• **Direction**:
Reproduce every line of the records below, keeping each character unchanged.

• **Supplied records**:
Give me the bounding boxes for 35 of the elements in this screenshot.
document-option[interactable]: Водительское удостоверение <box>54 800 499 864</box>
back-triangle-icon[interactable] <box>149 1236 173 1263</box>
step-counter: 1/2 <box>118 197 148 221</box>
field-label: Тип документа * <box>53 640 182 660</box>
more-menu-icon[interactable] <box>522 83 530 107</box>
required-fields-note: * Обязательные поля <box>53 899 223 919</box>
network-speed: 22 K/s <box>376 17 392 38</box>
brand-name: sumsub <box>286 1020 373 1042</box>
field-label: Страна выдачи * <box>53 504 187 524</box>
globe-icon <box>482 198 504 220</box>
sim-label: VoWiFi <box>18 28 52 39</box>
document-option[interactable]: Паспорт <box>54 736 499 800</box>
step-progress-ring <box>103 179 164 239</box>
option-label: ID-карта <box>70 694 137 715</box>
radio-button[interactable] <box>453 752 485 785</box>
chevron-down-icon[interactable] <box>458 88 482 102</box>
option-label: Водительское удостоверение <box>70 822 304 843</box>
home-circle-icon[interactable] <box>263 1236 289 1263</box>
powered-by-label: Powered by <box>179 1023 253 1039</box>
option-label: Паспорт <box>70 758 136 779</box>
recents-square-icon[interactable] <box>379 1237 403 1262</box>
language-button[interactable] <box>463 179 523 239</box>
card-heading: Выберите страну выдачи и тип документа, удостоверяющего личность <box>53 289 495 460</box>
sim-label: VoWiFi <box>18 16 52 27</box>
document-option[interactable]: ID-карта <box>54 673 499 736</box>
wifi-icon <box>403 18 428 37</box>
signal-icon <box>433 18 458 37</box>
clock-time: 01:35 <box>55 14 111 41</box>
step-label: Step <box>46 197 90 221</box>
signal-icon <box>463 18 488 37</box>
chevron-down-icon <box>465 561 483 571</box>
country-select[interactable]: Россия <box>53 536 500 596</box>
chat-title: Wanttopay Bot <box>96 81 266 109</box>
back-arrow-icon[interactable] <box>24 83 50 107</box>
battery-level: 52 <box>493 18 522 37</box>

• **The completed task**:
Give me the bounding boxes for 35 of the elements in this screenshot.
document-option[interactable]: Водительское удостоверение <box>54 800 499 864</box>
back-triangle-icon[interactable] <box>149 1236 173 1263</box>
step-counter: 1/2 <box>118 197 148 221</box>
field-label: Тип документа * <box>53 640 182 660</box>
more-menu-icon[interactable] <box>522 83 530 107</box>
required-fields-note: * Обязательные поля <box>53 899 223 919</box>
network-speed: 22 K/s <box>376 17 392 38</box>
brand-name: sumsub <box>286 1020 373 1042</box>
field-label: Страна выдачи * <box>53 504 187 524</box>
globe-icon <box>482 198 504 220</box>
sim-label: VoWiFi <box>18 28 52 39</box>
document-option[interactable]: Паспорт <box>54 736 499 800</box>
step-progress-ring <box>103 179 164 239</box>
option-label: ID-карта <box>70 694 137 715</box>
radio-button[interactable] <box>453 752 485 785</box>
chevron-down-icon[interactable] <box>458 88 482 102</box>
option-label: Водительское удостоверение <box>70 822 304 843</box>
home-circle-icon[interactable] <box>263 1236 289 1263</box>
powered-by-label: Powered by <box>179 1023 253 1039</box>
option-label: Паспорт <box>70 758 136 779</box>
recents-square-icon[interactable] <box>379 1237 403 1262</box>
language-button[interactable] <box>463 179 523 239</box>
card-heading: Выберите страну выдачи и тип документа, удостоверяющего личность <box>53 289 495 460</box>
sim-label: VoWiFi <box>18 16 52 27</box>
document-option[interactable]: ID-карта <box>54 673 499 736</box>
wifi-icon <box>403 18 428 37</box>
signal-icon <box>433 18 458 37</box>
clock-time: 01:35 <box>55 14 111 41</box>
step-label: Step <box>46 197 90 221</box>
signal-icon <box>463 18 488 37</box>
chevron-down-icon <box>465 561 483 571</box>
country-select[interactable]: Россия <box>53 536 500 596</box>
chat-title: Wanttopay Bot <box>96 81 266 109</box>
back-arrow-icon[interactable] <box>24 83 50 107</box>
battery-level: 52 <box>493 18 522 37</box>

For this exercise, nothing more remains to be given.